Exercise aim: Translate this sentence from the sparksnake feature demo page below into Spanish: "Each of these steps should have at least an integer index that identifies the order of execution and a SparkSQL query."

Document excerpt:
....

Skip to content

Feature Demo: Running SparkSQL Statements in Sequence

Welcome to this demo page where we will go trough a huge sparksnake's feature that allows users to enhange their Spark applications by executing multiple predefined SparkSQL in sequence. Let's first see the table overview about it.

🚀 Feature Running multiple SparkSQL statements in sequence
💻 Method SparkETLManager.run_spark_sql_pipeline()
⚙️ Operation Mode Available in all operation modes

SparkETLManager class setup

Before we move to the method demonstration, let's import and initialize the SparkETLManager class from sparksnake.manager module. As this feature is presented in the sparksnake's default mode (and so any operation mode can use it too), the class initialization is quite simple.

Importing and initializing the SparkETLManager class

🎬 Demonstration:

🐍 Code:

# Importing libraries
from sparksnake.manager import SparkETLManager

# Starting the class
spark_manager = SparkETLManager(
    mode="default"  # or any other operation mode
)

The run_spark_sql_pipeline() method

From now on, we will deep dive into the possibilities delivered by the run_spark_sql_pipeline() method. For each new subsection of this page, a different application of the method will be shown with a hands on demo. The idea is to provide a clear view of all possibilities available in the method and to show everything that can be done with it.

If you haven't already taken a look at the method's documentation, take your chance to understand how we will configure its parameters in order to achieve all of our goals. Just to summarize it, when calling the run_spark_sql_pipeline() method we have the following parameters to configure:

  • spark_session to run the SparkSQL statements
  • spark_sql_pipeline to serve as a Python list with a predefined set of information about the SparkSQL statements to be executed
A key note about the spark_sql_pipeline method argument

As stated on the method's official docs, the spark_sql_pipeline methos argument can be defined as a Python list made by dictionaries, each one with a different execution step. Each of these steps should have at least an integer index that identifies the order of execution and a SparkSQL query.

In summary, the inner dictionaries of the spark_sql_pipeline list should be made with the following keys:

  • "step" (required): defines the order in wich the given query will be executed
  • "query" (required): a SparkSQL query statement
  • "create_temp_view" (optional, default=True): a boolean flag that leads to the creation of a Spark temporary view after executing the given query
  • "temp_view" (optional, default="auto"): the name of the temporary view created if "create_temp_view" is equal to True. If didn't set, the default value for this key considers the creation of a temp view named "step_N", where "N" is the integer that defines the step.

For more information about this argument, don't forget to check the official docs.

Prelude: defining our application goal

Well, to be as objective as possible in this demo, let's consider a scenario where we want to develop a Spark application using only (or mostly) SparkSQL queries for any reason.

Sometimes, handling a bunch of queries can be very difficult, specially if we are talking about given maintenance or including more queries to run between steps. So, with run_spark_sql_pipeline(), the idea is to provide a very clear way to define all the steps needed to run in a Spark application where each step is made by a SparkSQL statement.

....

Information given:
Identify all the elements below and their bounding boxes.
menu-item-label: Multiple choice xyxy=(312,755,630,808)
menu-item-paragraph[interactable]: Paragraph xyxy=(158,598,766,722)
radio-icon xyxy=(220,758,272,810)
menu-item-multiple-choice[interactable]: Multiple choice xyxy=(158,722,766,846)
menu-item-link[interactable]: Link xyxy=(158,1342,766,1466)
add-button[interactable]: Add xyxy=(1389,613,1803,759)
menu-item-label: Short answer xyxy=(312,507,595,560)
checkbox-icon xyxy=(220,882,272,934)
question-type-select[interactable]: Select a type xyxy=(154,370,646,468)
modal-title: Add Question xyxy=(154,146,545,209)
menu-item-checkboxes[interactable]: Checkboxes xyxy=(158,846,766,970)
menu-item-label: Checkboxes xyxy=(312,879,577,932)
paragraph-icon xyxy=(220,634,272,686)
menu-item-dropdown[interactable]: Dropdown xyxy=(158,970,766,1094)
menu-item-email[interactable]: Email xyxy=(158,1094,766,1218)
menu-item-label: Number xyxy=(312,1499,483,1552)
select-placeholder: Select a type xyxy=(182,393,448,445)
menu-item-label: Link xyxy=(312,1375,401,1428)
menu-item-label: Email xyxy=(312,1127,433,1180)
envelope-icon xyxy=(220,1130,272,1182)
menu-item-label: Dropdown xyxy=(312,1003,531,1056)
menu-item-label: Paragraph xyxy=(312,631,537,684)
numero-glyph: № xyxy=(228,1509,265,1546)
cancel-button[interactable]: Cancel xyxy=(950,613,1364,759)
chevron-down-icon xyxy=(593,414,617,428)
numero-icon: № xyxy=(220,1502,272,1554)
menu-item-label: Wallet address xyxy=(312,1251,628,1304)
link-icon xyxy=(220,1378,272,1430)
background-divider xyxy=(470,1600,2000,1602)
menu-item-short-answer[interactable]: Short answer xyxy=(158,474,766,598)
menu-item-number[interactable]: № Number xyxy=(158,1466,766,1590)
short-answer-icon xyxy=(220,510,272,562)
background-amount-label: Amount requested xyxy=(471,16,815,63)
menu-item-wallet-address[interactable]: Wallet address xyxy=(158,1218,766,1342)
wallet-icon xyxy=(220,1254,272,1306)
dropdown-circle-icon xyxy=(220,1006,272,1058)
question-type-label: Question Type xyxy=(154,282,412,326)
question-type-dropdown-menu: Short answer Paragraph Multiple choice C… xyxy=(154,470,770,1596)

....

Final result: Cada uno de estos pasos debe tener al menos un índice entero que identifique el orden de ejecución y una consulta de SparkSQL.